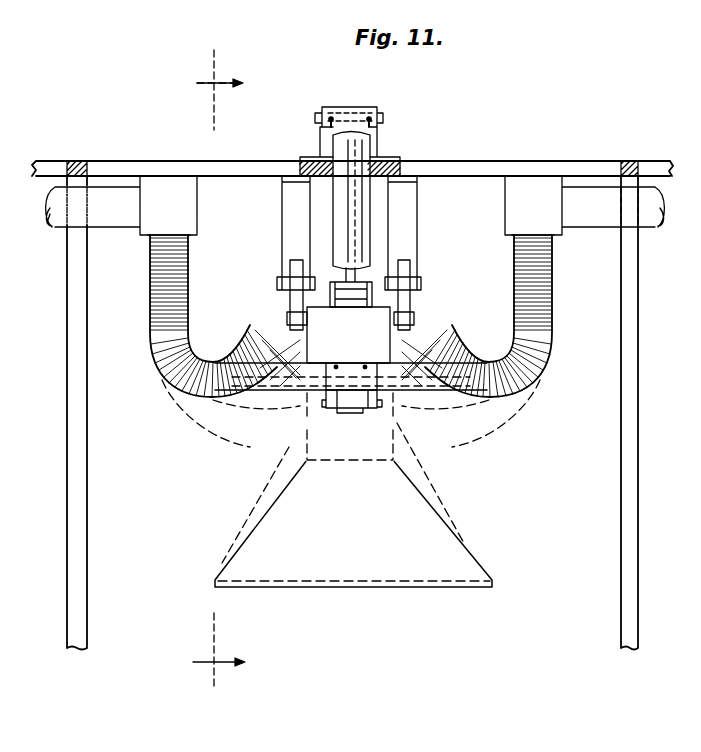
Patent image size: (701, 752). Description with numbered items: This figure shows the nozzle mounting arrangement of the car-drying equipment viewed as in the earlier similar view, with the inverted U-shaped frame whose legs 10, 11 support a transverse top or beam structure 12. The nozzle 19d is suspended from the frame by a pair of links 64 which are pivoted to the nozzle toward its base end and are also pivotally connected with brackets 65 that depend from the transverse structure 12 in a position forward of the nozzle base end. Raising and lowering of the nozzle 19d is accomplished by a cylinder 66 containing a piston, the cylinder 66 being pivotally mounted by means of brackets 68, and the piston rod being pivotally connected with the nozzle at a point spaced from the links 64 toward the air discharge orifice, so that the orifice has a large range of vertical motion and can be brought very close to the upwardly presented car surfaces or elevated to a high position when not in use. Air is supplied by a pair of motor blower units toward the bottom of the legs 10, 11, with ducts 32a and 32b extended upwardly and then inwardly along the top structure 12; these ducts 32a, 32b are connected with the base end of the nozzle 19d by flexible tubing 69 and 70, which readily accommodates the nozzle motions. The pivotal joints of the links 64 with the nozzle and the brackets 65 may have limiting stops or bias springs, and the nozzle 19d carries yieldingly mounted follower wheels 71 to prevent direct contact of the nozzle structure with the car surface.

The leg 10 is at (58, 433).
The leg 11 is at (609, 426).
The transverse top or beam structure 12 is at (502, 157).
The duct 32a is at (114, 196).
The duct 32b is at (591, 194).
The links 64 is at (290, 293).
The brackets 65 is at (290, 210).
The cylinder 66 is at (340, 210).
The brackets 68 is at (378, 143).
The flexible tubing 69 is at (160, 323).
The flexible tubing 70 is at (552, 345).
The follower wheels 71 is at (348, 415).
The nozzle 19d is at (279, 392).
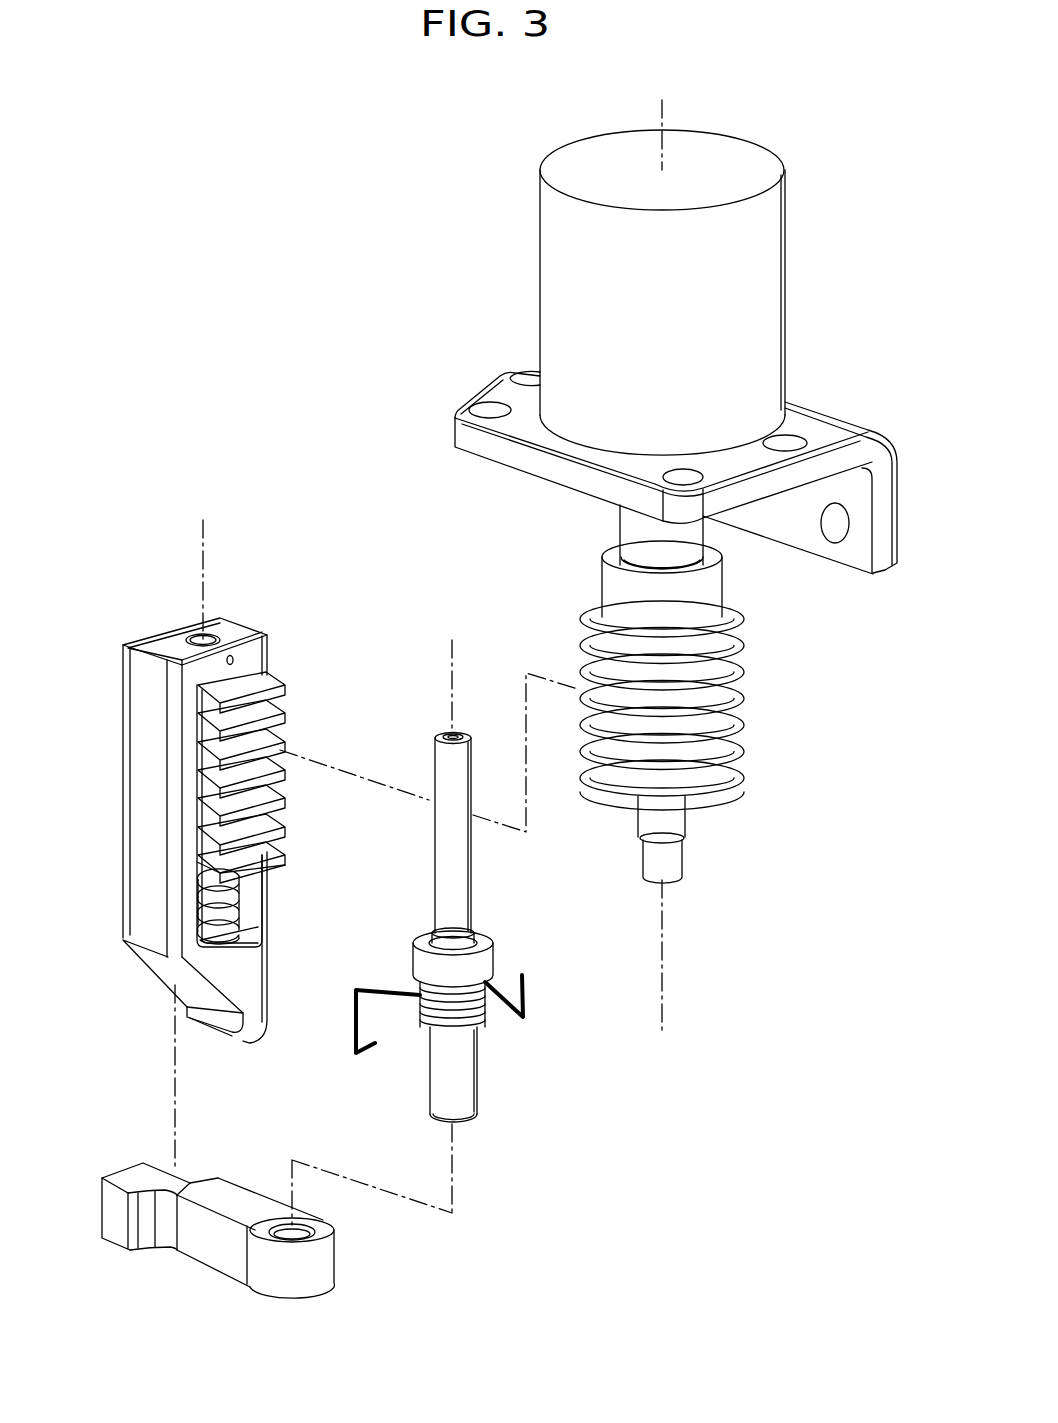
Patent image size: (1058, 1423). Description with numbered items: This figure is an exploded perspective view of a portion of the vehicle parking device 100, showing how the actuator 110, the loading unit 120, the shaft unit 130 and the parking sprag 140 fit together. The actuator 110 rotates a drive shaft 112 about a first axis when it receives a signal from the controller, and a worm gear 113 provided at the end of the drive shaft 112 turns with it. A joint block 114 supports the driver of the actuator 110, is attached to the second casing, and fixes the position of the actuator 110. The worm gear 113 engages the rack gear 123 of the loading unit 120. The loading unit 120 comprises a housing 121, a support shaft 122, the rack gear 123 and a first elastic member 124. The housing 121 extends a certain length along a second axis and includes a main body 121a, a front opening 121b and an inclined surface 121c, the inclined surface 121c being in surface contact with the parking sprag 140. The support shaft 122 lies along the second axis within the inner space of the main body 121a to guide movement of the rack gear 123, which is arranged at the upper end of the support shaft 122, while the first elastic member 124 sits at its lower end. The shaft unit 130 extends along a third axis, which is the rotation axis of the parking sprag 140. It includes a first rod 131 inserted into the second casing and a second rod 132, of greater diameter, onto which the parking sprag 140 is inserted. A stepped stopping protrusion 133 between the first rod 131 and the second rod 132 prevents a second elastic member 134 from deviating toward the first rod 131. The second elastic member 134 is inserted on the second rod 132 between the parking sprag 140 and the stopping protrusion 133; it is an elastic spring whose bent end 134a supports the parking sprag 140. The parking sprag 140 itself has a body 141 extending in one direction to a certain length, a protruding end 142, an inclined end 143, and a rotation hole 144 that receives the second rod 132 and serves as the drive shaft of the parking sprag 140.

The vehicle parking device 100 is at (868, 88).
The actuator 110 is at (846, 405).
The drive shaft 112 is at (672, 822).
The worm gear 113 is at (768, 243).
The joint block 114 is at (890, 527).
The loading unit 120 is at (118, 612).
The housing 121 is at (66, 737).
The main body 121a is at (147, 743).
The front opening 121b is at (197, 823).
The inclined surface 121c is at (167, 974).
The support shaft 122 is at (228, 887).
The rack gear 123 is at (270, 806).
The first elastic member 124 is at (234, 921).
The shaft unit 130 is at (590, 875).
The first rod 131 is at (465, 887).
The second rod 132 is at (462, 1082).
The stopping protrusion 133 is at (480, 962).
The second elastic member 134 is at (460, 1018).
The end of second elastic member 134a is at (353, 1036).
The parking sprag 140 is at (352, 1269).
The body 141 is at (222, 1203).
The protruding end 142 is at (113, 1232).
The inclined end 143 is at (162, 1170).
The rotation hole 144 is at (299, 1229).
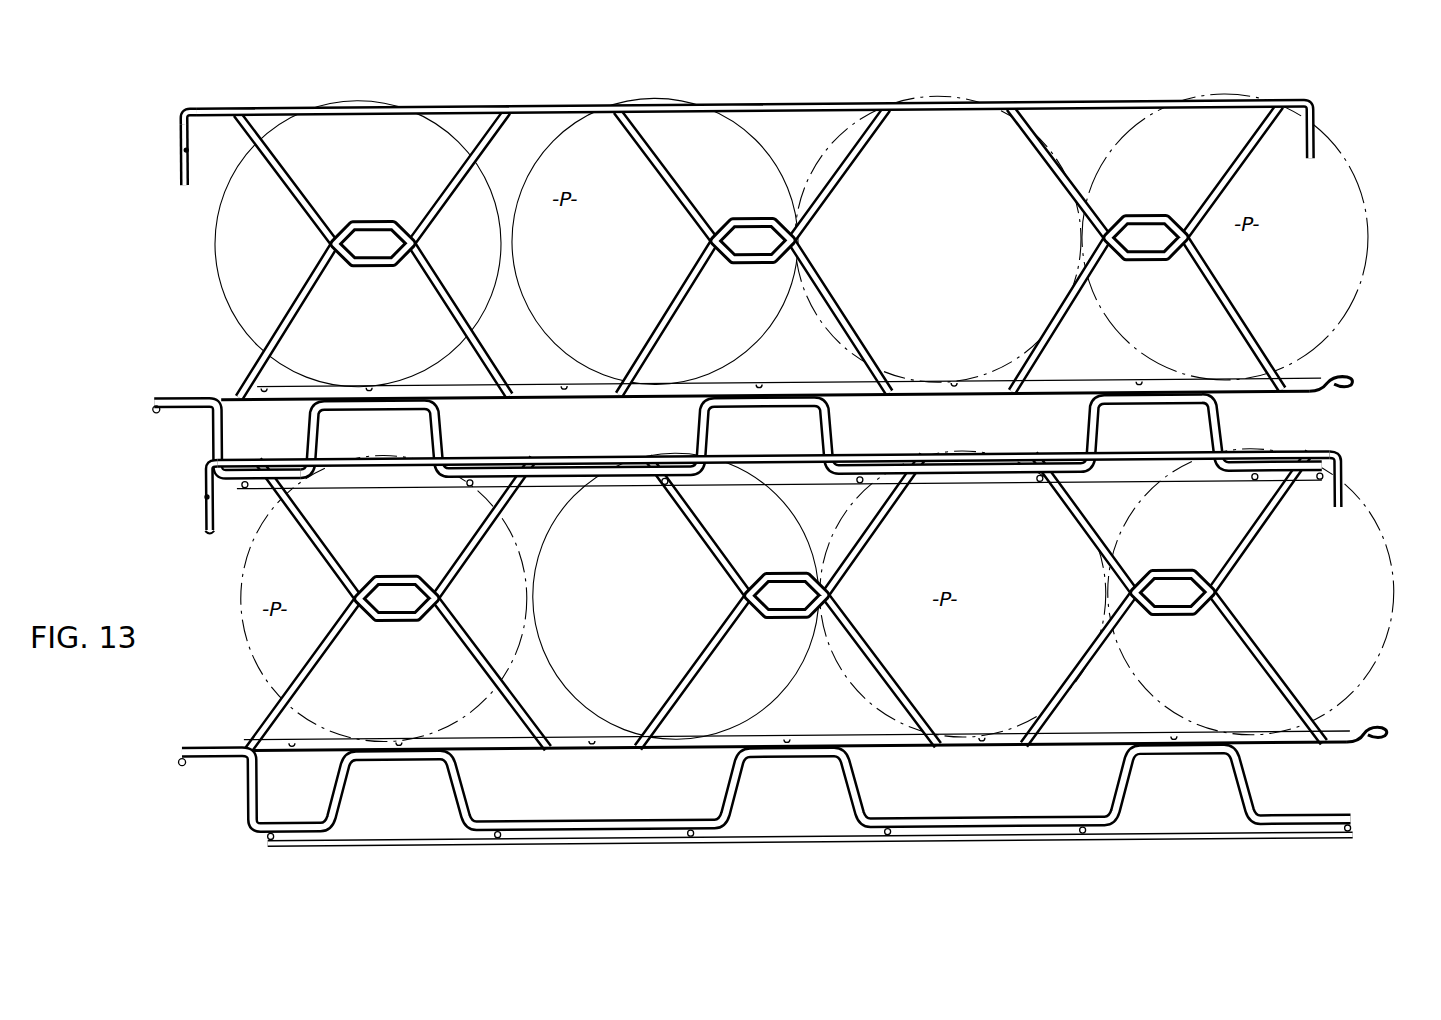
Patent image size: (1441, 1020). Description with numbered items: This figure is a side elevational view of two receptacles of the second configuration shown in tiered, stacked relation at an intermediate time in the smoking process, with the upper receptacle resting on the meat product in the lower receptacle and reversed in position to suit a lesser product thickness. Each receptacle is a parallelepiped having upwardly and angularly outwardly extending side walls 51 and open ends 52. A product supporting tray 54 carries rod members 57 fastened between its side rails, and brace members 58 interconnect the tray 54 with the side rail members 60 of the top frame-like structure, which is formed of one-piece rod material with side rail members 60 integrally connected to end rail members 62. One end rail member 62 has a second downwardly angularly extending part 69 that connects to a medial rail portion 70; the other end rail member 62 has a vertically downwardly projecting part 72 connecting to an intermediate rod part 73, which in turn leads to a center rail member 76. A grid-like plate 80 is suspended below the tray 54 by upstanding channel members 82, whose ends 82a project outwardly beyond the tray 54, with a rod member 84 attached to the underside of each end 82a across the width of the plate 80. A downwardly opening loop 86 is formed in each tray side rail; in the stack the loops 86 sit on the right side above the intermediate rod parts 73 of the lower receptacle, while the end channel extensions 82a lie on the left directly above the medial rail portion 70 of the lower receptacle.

= = = = =

**STATED TASK:** Gather every line of the records above that contains the word "cylinder", treating uppercase and lowercase as different.

**COMPLETED EXERCISE:**
Patent image size: (701, 752). Description with numbered items: This figure shows the nozzle mounting arrangement of the car-drying equipment viewed as in the earlier similar view, with the inverted U-shaped frame whose legs 10, 11 support a transverse top or beam structure 12. The nozzle 19d is suspended from the frame by a pair of links 64 which are pivoted to the nozzle toward its base end and are also pivotally connected with brackets 65 that depend from the transverse structure 12 in a position forward of the nozzle base end. Raising and lowering of the nozzle 19d is accomplished by a cylinder 66 containing a piston, the cylinder 66 being pivotally mounted by means of brackets 68, and the piston rod being pivotally connected with the nozzle at a point spaced from the links 64 toward the air discharge orifice, so that the orifice has a large range of vertical motion and can be brought very close to the upwardly presented car surfaces or elevated to a high position when not in use. Air is supplied by a pair of motor blower units toward the bottom of the legs 10, 11, with ducts 32a and 32b extended upwardly and then inwardly along the top structure 12; these ducts 32a, 32b are connected with the base end of the nozzle 19d by flexible tubing 69 and 70, which readily accommodates the nozzle motions. The pivotal joints of the links 64 with the nozzle and the brackets 65 may have limiting stops or bias springs, and the nozzle 19d carries yieldingly mounted follower wheels 71 to prevent direct contact of the nozzle structure with the car surface.
The cylinder 66 is at (340, 210).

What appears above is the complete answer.